● **DATA RECORDS**
** start **

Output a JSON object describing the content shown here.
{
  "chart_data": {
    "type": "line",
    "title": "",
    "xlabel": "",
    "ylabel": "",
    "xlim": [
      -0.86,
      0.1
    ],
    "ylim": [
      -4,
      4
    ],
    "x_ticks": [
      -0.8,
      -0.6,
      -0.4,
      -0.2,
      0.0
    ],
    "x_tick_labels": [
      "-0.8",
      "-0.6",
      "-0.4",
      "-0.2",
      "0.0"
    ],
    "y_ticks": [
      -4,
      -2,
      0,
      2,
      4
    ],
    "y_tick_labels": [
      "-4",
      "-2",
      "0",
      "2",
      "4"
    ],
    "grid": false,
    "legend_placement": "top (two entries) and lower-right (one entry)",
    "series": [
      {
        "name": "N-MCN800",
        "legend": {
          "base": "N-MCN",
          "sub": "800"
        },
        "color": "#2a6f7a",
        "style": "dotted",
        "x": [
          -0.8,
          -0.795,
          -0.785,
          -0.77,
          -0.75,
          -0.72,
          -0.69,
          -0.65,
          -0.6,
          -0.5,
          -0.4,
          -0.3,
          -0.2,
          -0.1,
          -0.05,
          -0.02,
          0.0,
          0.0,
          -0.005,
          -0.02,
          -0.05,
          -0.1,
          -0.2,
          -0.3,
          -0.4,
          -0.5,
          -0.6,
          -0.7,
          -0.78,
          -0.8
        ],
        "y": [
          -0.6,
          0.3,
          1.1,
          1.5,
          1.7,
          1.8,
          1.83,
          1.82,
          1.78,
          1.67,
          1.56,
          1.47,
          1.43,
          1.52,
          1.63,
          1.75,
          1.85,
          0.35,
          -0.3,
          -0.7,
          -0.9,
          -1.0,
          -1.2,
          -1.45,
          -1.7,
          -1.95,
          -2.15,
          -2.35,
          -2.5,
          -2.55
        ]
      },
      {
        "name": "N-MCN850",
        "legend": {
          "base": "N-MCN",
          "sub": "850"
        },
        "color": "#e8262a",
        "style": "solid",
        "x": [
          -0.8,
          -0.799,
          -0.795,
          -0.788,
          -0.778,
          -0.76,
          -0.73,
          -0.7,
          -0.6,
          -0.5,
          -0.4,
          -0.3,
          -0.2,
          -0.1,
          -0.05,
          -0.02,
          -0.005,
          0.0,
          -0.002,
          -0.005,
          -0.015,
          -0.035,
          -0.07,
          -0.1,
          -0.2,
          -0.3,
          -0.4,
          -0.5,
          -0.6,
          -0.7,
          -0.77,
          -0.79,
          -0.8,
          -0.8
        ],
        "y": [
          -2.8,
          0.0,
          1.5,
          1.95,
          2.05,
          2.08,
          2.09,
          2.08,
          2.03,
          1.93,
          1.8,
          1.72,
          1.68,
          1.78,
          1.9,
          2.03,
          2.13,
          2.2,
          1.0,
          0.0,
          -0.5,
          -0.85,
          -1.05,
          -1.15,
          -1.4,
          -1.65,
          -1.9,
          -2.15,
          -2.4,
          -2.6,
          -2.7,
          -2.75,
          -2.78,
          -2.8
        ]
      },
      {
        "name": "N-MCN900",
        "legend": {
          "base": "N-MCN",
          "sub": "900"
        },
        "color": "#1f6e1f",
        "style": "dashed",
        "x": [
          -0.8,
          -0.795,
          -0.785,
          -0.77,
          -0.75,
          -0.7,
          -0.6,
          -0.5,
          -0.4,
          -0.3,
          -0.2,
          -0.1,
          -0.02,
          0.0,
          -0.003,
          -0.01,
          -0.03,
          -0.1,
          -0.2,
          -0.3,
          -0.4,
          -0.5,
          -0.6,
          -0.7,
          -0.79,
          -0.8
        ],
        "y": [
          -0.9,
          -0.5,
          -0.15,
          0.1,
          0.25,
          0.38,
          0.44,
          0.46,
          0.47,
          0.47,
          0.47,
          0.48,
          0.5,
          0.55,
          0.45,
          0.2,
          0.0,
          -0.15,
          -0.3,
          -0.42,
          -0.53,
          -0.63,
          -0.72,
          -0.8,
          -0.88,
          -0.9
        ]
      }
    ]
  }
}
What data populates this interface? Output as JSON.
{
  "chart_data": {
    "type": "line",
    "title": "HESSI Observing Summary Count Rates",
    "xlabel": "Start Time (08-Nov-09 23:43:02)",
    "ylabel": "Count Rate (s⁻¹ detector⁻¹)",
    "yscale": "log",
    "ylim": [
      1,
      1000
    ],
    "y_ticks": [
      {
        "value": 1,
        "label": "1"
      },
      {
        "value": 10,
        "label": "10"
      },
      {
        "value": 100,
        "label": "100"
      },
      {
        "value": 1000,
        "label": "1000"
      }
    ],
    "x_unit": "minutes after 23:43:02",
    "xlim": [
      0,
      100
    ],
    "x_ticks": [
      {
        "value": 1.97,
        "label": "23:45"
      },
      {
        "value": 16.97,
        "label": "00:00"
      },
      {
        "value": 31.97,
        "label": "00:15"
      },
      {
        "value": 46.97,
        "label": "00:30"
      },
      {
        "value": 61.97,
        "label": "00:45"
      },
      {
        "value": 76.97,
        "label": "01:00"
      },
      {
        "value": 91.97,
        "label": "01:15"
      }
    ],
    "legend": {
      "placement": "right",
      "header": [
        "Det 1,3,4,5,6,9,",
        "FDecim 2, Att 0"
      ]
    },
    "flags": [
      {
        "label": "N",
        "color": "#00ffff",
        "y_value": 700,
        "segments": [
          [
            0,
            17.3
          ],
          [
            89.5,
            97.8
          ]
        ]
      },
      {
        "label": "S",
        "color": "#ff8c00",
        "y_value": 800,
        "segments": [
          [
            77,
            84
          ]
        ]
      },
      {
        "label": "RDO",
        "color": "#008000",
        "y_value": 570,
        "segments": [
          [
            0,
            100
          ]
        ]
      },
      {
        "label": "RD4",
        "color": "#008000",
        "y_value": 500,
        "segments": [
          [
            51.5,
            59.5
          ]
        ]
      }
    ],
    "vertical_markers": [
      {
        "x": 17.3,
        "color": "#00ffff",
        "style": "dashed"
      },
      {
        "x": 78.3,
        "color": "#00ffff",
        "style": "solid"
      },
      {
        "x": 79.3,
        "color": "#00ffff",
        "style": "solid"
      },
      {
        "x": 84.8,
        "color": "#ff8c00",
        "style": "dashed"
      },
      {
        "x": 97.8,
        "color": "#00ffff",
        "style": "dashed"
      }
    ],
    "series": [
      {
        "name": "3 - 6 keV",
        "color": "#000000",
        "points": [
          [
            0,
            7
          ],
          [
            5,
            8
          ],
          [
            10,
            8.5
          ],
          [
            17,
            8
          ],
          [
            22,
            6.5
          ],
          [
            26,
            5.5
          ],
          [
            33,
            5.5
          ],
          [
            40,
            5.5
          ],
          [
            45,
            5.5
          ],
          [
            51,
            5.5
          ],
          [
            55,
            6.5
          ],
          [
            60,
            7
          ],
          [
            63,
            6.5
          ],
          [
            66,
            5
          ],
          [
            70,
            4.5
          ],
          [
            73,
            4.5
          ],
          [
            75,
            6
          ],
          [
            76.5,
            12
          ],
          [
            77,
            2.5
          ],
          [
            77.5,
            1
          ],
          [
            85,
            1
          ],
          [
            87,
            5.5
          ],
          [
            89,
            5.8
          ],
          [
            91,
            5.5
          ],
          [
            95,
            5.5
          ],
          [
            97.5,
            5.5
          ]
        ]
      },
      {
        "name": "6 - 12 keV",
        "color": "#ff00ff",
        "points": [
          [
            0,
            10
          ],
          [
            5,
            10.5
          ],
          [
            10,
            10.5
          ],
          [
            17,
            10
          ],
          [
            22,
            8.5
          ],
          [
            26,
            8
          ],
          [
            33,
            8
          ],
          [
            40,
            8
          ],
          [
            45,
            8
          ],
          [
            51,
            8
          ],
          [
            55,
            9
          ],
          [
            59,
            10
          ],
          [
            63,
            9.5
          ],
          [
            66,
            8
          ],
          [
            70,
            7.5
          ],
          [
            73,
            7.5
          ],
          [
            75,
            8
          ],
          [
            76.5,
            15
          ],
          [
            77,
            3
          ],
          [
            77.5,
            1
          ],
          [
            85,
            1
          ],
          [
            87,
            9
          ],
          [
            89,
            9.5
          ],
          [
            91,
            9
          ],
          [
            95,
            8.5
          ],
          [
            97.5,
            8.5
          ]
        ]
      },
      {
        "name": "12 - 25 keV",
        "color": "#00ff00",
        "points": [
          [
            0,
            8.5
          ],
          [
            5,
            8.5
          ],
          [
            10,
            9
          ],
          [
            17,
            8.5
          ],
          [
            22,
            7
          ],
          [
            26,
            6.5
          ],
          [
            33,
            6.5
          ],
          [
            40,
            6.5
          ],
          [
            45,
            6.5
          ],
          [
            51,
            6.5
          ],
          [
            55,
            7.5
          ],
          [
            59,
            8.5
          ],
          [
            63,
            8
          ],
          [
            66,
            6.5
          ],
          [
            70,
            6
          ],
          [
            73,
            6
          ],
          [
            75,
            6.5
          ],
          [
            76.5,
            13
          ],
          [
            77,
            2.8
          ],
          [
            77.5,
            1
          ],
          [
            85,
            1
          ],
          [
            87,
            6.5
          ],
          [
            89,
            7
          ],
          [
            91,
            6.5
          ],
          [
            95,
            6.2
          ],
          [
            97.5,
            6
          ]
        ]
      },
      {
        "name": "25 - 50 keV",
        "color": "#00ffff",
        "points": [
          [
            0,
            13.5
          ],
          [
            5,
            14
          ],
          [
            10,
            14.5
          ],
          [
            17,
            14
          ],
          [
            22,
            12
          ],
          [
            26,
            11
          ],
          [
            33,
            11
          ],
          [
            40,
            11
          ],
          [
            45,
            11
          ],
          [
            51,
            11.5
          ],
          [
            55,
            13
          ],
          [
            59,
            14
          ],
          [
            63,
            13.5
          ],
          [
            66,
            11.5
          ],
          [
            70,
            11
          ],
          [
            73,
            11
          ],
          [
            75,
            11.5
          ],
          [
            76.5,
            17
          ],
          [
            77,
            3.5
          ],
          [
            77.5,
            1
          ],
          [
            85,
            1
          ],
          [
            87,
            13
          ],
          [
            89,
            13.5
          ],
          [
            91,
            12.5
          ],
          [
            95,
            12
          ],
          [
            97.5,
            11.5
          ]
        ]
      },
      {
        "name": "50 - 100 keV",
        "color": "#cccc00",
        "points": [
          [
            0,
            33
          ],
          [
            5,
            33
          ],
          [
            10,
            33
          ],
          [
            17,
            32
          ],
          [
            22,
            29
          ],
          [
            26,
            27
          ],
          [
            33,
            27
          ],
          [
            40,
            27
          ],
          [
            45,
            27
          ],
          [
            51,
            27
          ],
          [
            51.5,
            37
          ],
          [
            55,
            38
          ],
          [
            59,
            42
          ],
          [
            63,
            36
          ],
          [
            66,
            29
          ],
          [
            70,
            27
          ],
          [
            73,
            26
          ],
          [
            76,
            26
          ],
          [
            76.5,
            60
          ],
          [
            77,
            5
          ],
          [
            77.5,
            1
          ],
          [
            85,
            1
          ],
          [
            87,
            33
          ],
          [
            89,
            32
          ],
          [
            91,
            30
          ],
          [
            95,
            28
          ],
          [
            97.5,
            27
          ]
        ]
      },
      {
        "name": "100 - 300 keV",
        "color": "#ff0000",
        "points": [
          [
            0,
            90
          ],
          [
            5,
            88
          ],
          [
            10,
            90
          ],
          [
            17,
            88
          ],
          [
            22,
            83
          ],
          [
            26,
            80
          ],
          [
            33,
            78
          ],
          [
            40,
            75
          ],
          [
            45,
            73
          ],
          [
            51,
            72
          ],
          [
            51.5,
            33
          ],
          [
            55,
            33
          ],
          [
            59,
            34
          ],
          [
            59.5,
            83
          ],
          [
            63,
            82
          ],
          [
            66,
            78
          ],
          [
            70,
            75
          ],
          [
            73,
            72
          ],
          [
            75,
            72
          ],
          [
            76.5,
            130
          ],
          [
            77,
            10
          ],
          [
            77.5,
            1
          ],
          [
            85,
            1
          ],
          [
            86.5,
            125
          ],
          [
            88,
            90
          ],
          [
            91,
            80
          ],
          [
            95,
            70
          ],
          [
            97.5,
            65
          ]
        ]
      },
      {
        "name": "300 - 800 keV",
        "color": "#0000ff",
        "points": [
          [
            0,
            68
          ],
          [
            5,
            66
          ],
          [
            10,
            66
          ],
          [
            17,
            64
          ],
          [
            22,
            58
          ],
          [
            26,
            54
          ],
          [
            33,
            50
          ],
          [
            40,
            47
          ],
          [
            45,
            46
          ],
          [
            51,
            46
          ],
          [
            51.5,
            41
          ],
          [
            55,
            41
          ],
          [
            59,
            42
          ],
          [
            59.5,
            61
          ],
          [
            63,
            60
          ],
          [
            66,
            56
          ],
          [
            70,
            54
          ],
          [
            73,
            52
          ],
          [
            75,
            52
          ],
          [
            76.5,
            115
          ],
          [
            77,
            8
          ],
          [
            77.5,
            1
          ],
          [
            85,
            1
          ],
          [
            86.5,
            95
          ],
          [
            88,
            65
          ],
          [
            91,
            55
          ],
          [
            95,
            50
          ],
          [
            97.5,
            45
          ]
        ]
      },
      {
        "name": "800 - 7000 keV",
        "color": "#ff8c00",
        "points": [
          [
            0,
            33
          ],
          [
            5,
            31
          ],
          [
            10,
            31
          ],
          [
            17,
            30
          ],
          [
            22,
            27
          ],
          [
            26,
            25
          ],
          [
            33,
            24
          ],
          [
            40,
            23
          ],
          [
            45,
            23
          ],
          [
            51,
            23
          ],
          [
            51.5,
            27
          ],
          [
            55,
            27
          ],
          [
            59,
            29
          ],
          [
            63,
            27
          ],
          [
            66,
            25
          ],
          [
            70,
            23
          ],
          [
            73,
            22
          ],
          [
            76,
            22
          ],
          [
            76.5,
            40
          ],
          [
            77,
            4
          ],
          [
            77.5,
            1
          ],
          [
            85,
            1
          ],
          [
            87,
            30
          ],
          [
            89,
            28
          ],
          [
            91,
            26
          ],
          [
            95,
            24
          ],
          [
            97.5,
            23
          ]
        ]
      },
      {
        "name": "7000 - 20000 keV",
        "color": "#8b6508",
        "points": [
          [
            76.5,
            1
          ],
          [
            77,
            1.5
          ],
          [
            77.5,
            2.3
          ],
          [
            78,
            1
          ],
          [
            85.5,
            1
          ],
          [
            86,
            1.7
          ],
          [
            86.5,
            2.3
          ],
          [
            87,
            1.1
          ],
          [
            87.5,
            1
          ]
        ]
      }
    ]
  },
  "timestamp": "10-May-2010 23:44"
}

** end **

● **WORK REQUIRED**
Pull out the lines above in which the word "Output" appears.

● **SOLUTION FOR THIS EXERCISE**
Output a JSON object describing the content shown here.
What data populates this interface? Output as JSON.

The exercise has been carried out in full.